Consignas |
(1) Reescribe el texto de lectura desde "Entonces, por un" hasta "quienes no existen.", inclusive, cambiando "mosca" por "abeja".
(2) Según el texto de lectura, ¿qué escapa del interior y agita el flequillo?

La ignorancia en ocasiones es un consuelo, pues quizá un infarto se lo habría llevado antes si hubiera sabido, o aun intuido, que el húmedo bochorno que antes había inhalado estaba acelerando un proceso que en sus compañeros fue gradual. Triste consuelo, en cualquier caso: después de exhalar una blanca vaharada más, el interior de los pulmones culminó su petrificación.

Entonces, por un instante fugaz —despiadadamente dilatado—, comprendió.



viernes, 9 de octubre de 2009

Soledad



Se tapa durante unos segundos los ojos, mientras se seca la cara, y ve entonces todo su mundo. Recorre lugares antes recorridos, pero parecen extrañados sus suelos de sus pisadas; se encuentra con personas con quienes ya se encontró, pero de su cara parecen extrañarse sus consciencias: es un extranjero, aunque nunca haya emigrado desde que nació. A una mosca le ha perdonado su inquietud y sus indecorosos modos, pues ha sido ella todo con lo cual ha sentido cierta complicidad.

Acaso el problema radique en que no entiende nada. ¡Perdón!, pues me equivoco: entiende al menos –o cree entender– aquello que no sabe sino sonar; y a quienes no existen.


sábado, 3 de octubre de 2009

Esnobismo (reflexiones anticuadas)

Sí, vivieron durante muchos años sumidos en la carestía o acaso en la misma miseria. Lo tengo en cuenta, pero la incomprensión es más fuerte: ahora, cuando disfrutan de una economía más desahogada, muchos de ellos no ven más allá de la paupérrima apariencia; desdeñando la cultura –¿para qué la quieren si poseen y custodian y atesoran cosas?, parecen pensar–, se contentan con redimirse a medias.

Caminaba y camina uno por los pasillos de los megacentros comerciales y no puede sacar otra conclusión: parecen gorilas vestidos de etiqueta que se conforman con el mero atuendo para integrarse en el atildado entorno (¡qué carajo, si es así!; y nadie les exigirá un carné de «mínimo nivel de inquietud intelectual» como requisito para cerrar una venta, claro). Sin embargo, a poco que uno rasque –escuche, pregunte, observe–, verá que su flequillo no tarda en agitarse a causa de cuanto escapa del interior: aire.

Datos registrados |
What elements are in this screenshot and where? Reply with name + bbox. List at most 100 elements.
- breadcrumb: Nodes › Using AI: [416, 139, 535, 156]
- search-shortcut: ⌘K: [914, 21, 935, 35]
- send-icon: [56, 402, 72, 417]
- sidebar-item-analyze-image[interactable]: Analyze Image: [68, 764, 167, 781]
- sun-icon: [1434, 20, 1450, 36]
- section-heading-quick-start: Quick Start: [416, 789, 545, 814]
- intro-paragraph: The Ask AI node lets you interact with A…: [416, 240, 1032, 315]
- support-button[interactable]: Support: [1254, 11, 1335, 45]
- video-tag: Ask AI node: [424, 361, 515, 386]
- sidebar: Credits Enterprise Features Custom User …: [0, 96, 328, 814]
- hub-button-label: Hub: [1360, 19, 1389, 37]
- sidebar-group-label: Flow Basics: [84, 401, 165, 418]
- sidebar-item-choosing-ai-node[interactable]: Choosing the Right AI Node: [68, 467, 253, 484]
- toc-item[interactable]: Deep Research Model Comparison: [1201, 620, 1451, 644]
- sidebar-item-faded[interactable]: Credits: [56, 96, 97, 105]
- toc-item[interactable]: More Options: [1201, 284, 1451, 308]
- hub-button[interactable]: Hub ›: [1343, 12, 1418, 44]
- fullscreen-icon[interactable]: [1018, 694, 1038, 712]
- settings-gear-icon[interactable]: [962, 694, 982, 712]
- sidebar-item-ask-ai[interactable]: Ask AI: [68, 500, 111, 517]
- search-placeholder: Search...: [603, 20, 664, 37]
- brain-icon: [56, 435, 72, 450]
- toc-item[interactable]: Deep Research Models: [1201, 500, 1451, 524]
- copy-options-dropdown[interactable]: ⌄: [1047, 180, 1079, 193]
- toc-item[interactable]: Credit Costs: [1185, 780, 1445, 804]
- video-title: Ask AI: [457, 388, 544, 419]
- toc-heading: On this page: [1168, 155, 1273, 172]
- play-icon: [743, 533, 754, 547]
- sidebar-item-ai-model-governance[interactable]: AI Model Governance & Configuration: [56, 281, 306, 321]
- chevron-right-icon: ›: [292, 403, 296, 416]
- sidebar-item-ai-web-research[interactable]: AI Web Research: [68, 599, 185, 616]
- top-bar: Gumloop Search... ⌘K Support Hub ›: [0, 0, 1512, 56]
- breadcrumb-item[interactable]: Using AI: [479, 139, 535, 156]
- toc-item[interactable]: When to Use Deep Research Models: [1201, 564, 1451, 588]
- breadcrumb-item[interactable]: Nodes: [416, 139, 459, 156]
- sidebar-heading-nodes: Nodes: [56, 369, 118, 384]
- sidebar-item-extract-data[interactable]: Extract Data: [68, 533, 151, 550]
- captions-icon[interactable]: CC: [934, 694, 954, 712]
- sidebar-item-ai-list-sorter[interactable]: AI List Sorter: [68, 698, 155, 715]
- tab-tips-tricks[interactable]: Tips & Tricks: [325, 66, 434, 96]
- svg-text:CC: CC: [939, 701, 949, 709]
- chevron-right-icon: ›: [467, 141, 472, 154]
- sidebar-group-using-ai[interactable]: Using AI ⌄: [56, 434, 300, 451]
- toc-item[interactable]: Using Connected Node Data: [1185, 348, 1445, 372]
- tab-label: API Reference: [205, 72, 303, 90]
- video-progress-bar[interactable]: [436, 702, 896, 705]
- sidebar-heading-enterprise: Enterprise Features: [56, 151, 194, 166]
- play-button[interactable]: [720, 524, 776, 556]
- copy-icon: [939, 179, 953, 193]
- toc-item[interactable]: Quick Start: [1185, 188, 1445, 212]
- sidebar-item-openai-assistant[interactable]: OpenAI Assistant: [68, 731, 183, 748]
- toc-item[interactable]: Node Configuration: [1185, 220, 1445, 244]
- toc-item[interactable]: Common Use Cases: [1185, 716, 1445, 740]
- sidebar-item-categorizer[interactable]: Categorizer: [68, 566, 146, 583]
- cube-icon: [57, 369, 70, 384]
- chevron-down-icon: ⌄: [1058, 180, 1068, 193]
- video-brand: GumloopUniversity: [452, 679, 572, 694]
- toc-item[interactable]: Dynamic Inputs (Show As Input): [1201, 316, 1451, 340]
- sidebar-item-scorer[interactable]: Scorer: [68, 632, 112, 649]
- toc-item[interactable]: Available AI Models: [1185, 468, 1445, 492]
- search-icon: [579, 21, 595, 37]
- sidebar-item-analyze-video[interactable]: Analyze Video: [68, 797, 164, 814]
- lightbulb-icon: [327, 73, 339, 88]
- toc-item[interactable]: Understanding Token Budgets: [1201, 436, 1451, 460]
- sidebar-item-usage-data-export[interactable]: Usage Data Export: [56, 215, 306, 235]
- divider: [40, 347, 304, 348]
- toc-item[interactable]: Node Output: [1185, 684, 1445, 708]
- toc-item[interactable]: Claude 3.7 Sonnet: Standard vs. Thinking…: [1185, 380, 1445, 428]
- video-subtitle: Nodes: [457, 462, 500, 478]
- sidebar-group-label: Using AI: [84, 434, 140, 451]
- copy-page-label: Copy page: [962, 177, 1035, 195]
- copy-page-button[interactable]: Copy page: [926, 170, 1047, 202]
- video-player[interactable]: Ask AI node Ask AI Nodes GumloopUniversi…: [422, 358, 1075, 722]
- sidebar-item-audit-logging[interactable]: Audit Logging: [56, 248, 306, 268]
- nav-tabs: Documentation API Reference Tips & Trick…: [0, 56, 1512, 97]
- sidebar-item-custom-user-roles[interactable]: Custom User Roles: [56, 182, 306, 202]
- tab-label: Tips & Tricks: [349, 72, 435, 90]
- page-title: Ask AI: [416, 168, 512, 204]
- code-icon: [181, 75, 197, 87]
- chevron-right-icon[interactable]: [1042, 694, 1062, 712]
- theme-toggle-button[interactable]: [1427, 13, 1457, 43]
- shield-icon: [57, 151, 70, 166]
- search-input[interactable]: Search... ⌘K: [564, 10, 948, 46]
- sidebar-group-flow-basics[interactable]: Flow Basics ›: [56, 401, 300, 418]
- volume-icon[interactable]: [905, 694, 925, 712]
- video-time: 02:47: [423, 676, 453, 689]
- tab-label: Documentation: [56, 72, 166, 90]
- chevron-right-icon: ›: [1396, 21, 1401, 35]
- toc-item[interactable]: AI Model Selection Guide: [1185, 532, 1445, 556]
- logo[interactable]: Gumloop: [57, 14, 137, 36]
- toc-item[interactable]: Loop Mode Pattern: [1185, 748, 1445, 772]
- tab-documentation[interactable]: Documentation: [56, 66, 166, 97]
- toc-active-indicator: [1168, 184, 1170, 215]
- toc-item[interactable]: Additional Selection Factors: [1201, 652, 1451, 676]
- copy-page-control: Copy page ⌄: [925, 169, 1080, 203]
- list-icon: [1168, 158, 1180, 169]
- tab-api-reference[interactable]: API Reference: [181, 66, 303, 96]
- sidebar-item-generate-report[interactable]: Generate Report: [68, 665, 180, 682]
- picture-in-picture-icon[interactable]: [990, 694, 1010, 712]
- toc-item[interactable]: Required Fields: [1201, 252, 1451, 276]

Soluciones |
(1)
Entonces, por un instante fugaz —despiadadamente dilatado—, comprendió.



viernes, 9 de octubre de 2009

Soledad



Se tapa durante unos segundos los ojos, mientras se seca la cara, y ve entonces todo su mundo. Recorre lugares antes recorridos, pero parecen extrañados sus suelos de sus pisadas; se encuentra con personas con quienes ya se encontró, pero de su cara parecen extrañarse sus consciencias: es un extranjero, aunque nunca haya emigrado desde que nació. A una abeja le ha perdonado su inquietud y sus indecorosos modos, pues ha sido ella todo con lo cual ha sentido cierta complicidad.

Acaso el problema radique en que no entiende nada. ¡Perdón!, pues me equivoco: entiende al menos –o cree entender– aquello que no sabe sino sonar; y a quienes no existen.

(2) Aire.